> [STATED TASK] Each line in the entries below that holds the string "screenshot" is to be listed.

+ + + +

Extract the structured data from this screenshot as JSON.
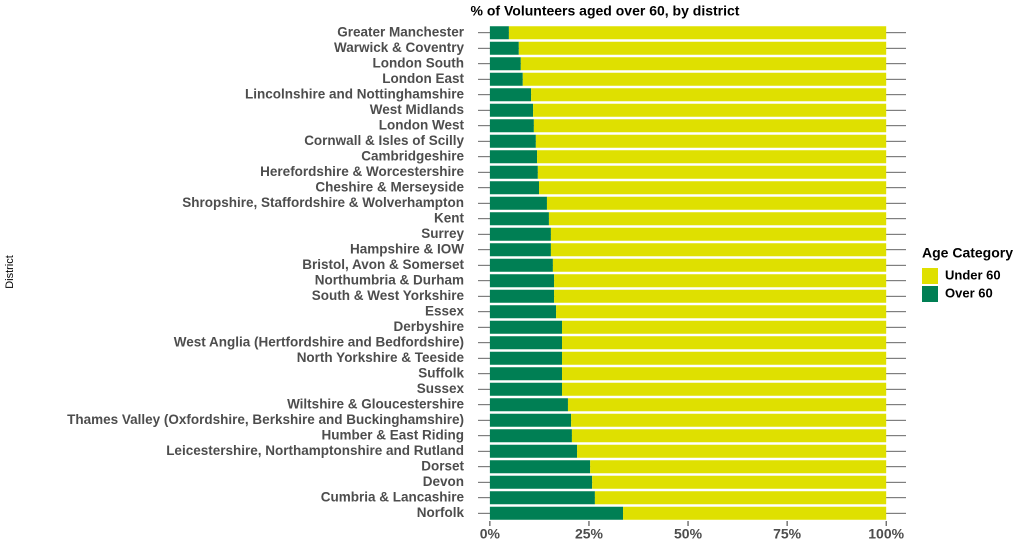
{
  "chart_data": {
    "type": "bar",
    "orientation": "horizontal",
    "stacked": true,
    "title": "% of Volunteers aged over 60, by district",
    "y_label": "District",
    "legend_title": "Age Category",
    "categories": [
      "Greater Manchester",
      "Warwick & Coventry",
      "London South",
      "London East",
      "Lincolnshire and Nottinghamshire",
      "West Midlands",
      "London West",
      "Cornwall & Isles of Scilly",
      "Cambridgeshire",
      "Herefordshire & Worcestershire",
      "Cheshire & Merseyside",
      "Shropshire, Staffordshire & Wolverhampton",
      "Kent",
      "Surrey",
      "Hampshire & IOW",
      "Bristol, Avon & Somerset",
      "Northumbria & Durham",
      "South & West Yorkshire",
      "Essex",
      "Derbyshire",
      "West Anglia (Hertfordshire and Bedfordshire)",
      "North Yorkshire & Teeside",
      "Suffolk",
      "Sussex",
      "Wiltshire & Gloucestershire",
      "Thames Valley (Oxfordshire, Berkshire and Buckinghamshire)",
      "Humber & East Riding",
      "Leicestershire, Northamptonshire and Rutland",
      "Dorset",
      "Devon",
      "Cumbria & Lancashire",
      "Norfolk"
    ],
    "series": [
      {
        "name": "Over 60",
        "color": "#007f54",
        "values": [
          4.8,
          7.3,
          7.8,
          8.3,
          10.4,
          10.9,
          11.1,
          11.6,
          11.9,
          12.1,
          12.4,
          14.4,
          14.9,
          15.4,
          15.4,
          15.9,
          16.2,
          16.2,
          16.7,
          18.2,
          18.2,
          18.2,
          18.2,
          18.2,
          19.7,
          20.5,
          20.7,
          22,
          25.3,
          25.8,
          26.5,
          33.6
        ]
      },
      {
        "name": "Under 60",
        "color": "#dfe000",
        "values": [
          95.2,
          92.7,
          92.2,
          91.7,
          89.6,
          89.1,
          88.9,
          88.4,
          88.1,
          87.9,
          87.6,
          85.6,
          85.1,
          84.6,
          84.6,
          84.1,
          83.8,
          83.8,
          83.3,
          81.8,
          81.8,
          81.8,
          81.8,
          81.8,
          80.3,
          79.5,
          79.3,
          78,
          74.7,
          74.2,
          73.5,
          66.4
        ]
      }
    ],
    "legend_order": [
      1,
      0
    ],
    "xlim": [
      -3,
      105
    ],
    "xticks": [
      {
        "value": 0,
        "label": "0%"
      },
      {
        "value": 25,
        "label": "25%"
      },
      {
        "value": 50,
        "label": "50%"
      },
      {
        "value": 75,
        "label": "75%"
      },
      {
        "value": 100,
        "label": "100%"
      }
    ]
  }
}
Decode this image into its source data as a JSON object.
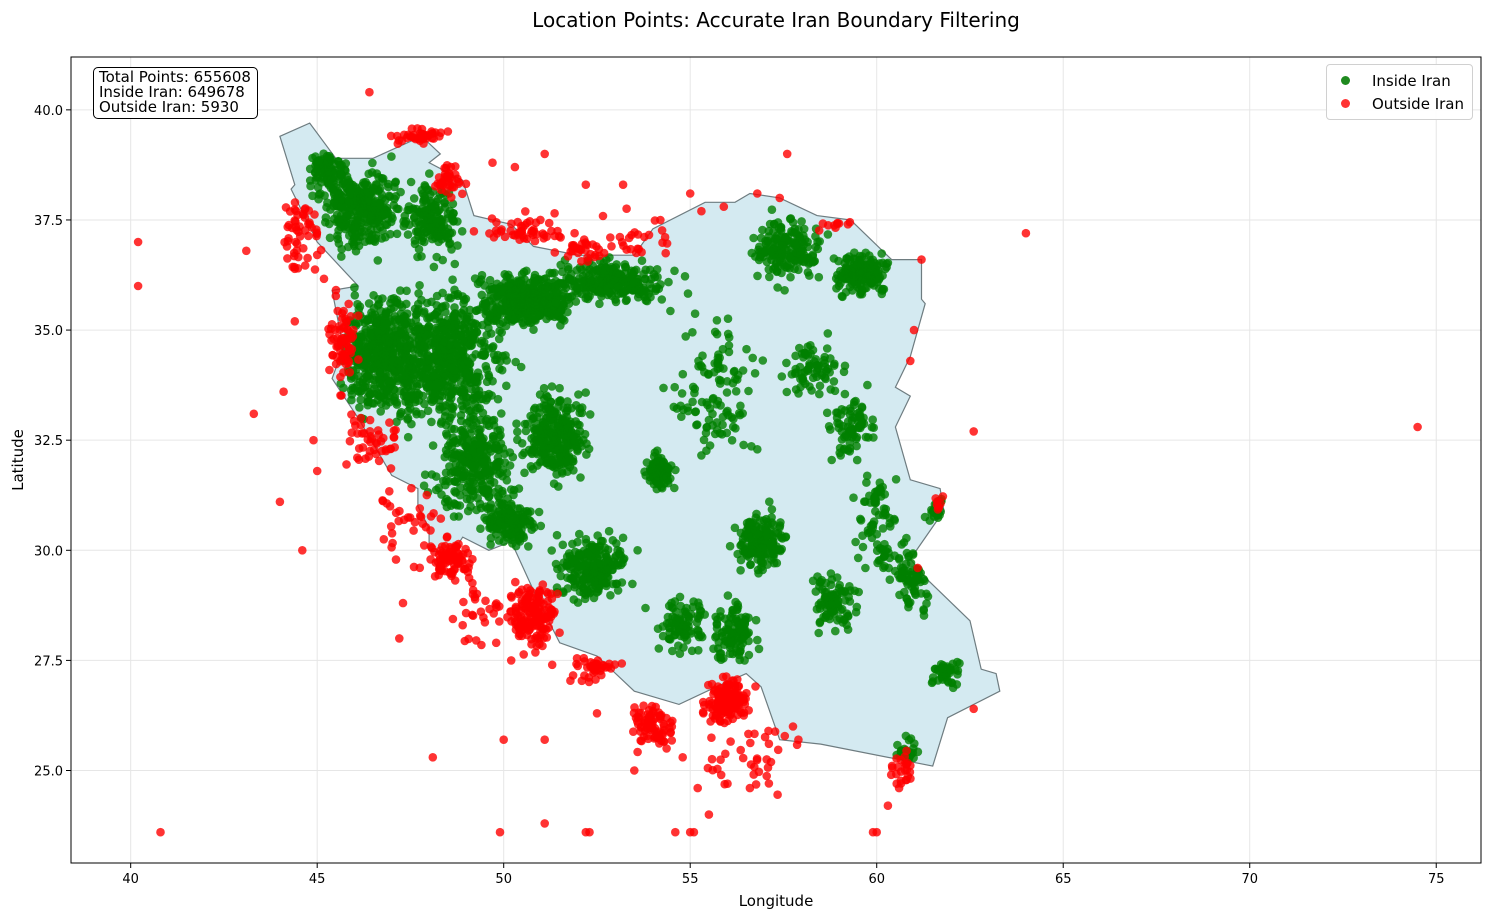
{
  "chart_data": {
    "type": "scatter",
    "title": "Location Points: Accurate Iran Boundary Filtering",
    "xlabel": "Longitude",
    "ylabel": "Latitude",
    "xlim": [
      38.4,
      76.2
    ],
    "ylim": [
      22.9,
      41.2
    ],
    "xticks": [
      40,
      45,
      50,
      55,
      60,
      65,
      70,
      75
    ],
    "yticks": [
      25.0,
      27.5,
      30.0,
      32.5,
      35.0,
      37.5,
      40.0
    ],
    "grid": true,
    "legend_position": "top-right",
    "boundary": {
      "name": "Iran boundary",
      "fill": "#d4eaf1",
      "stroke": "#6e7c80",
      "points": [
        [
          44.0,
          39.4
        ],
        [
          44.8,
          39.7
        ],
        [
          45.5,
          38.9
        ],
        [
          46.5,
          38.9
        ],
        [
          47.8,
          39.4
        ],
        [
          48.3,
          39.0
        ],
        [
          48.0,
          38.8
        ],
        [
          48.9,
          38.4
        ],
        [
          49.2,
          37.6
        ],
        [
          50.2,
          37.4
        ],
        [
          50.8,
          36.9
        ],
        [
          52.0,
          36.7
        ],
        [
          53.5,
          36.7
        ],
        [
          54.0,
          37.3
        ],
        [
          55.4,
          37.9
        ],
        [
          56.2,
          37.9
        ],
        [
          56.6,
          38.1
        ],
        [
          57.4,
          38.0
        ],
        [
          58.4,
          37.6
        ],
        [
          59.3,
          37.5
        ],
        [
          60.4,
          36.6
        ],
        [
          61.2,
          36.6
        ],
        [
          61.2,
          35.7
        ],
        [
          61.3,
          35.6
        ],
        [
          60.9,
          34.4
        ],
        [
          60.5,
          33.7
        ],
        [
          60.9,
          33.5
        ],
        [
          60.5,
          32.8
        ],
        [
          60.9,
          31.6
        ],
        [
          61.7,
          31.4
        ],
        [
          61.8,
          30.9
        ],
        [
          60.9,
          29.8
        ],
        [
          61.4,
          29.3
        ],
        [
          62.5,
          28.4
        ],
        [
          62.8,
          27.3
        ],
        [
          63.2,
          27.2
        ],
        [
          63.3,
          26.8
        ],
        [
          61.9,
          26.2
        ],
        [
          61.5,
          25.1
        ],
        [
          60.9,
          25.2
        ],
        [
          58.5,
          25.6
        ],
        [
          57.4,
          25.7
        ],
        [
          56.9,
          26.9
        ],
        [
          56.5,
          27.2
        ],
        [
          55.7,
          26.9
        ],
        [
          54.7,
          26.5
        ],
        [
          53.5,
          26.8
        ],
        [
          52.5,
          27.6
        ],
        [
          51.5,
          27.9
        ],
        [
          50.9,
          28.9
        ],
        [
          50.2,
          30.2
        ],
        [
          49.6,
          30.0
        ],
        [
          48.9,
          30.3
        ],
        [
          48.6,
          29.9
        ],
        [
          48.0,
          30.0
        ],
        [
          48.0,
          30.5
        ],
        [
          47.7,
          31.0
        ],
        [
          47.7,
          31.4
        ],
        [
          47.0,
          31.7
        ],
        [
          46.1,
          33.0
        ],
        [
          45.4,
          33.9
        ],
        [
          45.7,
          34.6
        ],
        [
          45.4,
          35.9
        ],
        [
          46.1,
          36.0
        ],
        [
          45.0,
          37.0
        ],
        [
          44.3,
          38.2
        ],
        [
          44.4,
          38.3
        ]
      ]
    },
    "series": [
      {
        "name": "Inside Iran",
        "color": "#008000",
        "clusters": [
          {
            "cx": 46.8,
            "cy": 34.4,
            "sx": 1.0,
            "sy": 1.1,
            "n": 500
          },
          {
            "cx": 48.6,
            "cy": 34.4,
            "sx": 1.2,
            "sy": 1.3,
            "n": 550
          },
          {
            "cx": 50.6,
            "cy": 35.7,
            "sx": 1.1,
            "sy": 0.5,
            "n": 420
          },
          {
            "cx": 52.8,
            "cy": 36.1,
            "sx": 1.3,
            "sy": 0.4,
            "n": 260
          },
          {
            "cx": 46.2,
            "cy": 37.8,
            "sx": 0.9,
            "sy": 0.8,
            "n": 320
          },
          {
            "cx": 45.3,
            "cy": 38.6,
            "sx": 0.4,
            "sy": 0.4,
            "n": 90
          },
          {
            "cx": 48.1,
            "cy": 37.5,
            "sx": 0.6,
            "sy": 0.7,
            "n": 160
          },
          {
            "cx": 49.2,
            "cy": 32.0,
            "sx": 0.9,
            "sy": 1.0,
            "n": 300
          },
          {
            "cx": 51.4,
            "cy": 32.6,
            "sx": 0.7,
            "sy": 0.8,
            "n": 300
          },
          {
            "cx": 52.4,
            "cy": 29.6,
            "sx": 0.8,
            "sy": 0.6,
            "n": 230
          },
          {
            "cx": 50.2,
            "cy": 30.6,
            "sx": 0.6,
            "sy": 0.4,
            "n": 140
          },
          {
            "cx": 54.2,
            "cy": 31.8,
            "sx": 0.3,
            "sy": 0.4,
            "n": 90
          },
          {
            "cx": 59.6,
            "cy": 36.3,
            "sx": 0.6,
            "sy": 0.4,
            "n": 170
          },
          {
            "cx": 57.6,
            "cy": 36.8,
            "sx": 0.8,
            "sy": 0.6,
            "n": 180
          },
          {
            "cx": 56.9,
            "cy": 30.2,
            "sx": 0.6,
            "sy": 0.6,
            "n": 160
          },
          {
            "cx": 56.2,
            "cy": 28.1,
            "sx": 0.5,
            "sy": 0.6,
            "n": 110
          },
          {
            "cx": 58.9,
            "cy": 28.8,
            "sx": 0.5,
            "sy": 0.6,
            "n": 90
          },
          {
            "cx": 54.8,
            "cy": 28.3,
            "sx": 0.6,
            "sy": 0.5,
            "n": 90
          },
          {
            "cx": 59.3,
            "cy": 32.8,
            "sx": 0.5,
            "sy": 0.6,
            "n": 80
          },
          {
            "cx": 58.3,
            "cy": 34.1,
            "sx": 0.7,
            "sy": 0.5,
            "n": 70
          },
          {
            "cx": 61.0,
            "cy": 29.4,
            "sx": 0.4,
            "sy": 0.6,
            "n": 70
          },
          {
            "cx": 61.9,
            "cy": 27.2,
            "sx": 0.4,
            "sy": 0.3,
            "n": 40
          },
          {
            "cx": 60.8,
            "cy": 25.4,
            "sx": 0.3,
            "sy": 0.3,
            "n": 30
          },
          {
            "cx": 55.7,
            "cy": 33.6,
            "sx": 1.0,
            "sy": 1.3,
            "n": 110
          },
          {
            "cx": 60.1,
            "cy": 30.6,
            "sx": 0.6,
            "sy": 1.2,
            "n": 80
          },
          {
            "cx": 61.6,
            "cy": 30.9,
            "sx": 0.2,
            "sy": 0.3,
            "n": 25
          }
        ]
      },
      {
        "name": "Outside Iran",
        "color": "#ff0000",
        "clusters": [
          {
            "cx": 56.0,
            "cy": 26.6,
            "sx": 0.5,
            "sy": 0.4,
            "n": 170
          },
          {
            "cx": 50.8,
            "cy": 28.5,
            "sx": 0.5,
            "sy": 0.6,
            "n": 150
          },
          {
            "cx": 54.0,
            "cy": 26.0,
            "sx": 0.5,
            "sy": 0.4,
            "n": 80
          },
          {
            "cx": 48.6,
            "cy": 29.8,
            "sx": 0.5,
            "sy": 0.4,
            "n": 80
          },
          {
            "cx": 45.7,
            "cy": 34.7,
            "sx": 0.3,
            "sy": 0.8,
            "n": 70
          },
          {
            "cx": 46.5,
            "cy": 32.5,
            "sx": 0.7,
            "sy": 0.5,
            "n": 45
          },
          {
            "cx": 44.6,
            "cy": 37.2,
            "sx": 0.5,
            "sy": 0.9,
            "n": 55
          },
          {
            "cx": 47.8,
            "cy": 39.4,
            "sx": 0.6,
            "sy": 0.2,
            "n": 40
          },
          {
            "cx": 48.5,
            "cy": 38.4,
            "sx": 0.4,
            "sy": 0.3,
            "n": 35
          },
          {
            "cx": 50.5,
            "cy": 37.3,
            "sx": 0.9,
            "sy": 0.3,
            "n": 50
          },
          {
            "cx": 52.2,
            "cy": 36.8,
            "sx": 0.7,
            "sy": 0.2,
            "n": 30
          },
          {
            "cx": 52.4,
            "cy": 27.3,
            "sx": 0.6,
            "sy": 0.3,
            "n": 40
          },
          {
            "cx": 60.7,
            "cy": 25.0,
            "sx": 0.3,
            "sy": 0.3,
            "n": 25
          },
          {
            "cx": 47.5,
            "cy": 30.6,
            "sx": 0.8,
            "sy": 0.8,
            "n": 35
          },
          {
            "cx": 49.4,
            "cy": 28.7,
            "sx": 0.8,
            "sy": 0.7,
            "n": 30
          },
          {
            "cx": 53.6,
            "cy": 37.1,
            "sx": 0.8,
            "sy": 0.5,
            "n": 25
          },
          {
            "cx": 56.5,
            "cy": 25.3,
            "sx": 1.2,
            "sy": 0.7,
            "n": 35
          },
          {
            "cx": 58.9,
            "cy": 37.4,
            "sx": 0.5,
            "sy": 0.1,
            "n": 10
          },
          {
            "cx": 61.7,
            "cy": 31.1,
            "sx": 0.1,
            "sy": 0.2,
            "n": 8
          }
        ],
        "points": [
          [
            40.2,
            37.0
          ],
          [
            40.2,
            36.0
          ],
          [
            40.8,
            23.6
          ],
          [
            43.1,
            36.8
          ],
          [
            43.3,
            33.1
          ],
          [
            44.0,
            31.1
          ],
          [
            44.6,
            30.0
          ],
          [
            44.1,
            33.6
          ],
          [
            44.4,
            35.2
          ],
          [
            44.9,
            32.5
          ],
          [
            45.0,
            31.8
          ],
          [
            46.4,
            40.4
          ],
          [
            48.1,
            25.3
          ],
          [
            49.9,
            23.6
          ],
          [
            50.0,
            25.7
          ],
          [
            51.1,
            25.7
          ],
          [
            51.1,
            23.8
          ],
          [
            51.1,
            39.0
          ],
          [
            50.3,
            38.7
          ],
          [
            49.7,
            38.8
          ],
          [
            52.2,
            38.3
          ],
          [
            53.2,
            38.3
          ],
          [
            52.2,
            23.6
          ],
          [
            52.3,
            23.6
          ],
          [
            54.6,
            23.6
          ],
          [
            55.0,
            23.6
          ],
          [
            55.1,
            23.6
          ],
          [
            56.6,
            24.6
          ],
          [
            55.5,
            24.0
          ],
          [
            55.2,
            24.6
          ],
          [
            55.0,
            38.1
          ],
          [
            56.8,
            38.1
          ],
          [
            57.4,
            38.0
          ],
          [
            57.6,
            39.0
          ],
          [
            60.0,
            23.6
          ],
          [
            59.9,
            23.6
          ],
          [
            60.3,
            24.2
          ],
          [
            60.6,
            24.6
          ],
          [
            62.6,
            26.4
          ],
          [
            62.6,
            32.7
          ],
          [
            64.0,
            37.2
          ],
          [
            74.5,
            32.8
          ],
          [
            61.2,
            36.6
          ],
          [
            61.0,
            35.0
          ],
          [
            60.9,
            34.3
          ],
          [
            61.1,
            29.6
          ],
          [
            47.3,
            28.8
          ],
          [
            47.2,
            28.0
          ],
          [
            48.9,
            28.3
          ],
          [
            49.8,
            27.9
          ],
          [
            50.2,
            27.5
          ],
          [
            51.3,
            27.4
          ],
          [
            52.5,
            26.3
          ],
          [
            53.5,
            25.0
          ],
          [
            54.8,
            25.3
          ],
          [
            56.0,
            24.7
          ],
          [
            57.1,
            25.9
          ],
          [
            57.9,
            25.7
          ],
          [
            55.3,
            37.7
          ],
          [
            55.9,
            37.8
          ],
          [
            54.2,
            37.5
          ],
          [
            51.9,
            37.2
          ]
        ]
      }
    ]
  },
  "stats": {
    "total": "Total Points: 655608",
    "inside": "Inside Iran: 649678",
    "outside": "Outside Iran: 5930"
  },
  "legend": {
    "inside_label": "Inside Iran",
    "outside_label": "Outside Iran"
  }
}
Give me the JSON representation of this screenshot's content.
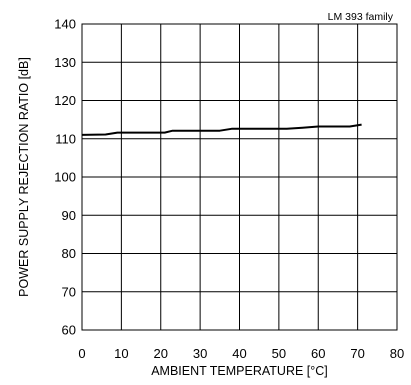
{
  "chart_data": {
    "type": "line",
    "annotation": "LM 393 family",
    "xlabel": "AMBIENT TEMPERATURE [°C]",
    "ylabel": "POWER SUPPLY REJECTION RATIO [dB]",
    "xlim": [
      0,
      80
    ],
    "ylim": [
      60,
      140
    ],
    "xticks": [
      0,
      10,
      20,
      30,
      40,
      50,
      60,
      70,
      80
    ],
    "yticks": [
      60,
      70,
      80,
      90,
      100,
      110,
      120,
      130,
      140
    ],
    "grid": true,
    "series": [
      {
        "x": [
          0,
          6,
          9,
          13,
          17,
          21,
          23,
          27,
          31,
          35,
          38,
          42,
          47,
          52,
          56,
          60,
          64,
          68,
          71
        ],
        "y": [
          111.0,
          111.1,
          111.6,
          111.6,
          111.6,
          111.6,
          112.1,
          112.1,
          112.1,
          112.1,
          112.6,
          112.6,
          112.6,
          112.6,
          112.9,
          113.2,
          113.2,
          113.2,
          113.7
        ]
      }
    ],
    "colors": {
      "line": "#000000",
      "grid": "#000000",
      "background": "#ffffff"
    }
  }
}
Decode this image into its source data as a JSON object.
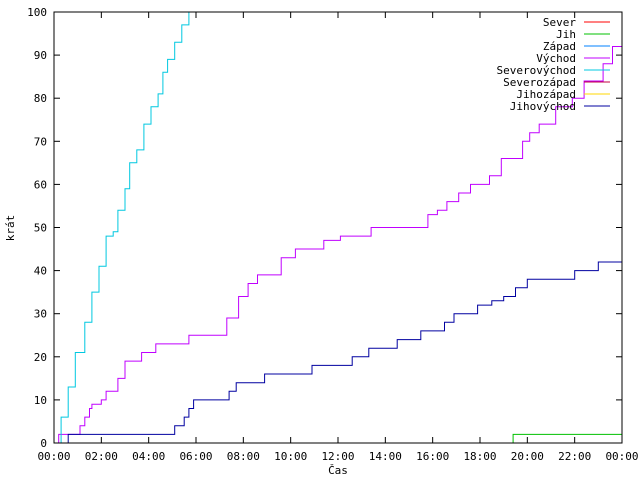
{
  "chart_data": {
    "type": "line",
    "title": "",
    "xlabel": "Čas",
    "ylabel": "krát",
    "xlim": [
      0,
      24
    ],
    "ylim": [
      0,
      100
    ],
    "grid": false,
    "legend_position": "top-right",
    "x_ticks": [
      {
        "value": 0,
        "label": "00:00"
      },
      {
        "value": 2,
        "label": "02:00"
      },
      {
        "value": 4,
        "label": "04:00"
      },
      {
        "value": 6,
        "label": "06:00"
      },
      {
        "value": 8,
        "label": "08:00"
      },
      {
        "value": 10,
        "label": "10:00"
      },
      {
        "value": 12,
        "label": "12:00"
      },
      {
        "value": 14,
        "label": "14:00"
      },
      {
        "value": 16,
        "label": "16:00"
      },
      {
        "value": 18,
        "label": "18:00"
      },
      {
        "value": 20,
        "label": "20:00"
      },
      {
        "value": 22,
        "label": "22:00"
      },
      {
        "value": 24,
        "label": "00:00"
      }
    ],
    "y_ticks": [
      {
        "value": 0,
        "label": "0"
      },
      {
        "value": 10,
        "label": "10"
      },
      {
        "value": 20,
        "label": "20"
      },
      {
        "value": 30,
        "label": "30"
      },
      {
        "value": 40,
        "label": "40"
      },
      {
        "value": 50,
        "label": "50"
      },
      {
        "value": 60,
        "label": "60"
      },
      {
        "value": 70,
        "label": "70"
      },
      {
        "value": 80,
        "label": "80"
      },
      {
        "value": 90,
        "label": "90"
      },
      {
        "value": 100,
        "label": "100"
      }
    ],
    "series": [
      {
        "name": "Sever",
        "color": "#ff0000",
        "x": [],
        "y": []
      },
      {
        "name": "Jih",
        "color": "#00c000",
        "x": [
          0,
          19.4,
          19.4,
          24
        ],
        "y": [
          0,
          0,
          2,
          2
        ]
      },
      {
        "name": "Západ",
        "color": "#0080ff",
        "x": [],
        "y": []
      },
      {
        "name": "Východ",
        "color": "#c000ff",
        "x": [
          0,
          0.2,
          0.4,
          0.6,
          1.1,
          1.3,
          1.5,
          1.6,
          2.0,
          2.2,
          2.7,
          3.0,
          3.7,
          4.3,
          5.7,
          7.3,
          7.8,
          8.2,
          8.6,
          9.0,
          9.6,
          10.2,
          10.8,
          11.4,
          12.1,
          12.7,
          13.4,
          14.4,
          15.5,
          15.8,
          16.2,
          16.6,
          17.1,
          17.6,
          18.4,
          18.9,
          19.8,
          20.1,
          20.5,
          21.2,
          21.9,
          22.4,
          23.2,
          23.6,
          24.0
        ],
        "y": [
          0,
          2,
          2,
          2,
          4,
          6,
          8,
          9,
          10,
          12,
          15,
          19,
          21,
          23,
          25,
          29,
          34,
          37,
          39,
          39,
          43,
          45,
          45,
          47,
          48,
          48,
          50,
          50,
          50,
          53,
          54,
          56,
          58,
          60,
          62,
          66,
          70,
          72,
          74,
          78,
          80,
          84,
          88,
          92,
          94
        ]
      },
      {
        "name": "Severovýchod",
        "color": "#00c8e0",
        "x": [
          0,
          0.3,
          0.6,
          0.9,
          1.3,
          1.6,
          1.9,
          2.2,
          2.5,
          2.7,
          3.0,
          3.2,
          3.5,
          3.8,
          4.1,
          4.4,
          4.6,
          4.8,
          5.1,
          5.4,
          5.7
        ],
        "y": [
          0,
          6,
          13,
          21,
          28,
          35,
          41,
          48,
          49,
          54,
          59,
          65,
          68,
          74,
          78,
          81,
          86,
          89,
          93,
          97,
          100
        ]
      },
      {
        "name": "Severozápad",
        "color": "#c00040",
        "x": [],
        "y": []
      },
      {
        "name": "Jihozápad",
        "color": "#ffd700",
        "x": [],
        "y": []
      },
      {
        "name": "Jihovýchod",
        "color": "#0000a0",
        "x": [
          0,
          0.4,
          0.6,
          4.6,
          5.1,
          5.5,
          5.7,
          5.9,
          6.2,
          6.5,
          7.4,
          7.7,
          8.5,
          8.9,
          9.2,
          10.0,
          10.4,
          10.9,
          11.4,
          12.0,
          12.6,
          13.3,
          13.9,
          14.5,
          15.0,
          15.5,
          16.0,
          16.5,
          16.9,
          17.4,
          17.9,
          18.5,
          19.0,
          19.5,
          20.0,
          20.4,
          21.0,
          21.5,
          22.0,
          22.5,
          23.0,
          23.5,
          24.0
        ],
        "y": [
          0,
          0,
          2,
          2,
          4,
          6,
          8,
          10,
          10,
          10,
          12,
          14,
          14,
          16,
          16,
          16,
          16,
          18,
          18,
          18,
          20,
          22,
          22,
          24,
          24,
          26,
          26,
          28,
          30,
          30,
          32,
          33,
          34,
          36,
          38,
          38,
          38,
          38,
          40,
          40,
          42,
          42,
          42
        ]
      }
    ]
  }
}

+ + + +

> [WORKED ANSWER]
Extract the structured data from this screenshot as JSON.
Give me the JSON representation of this screenshot's content.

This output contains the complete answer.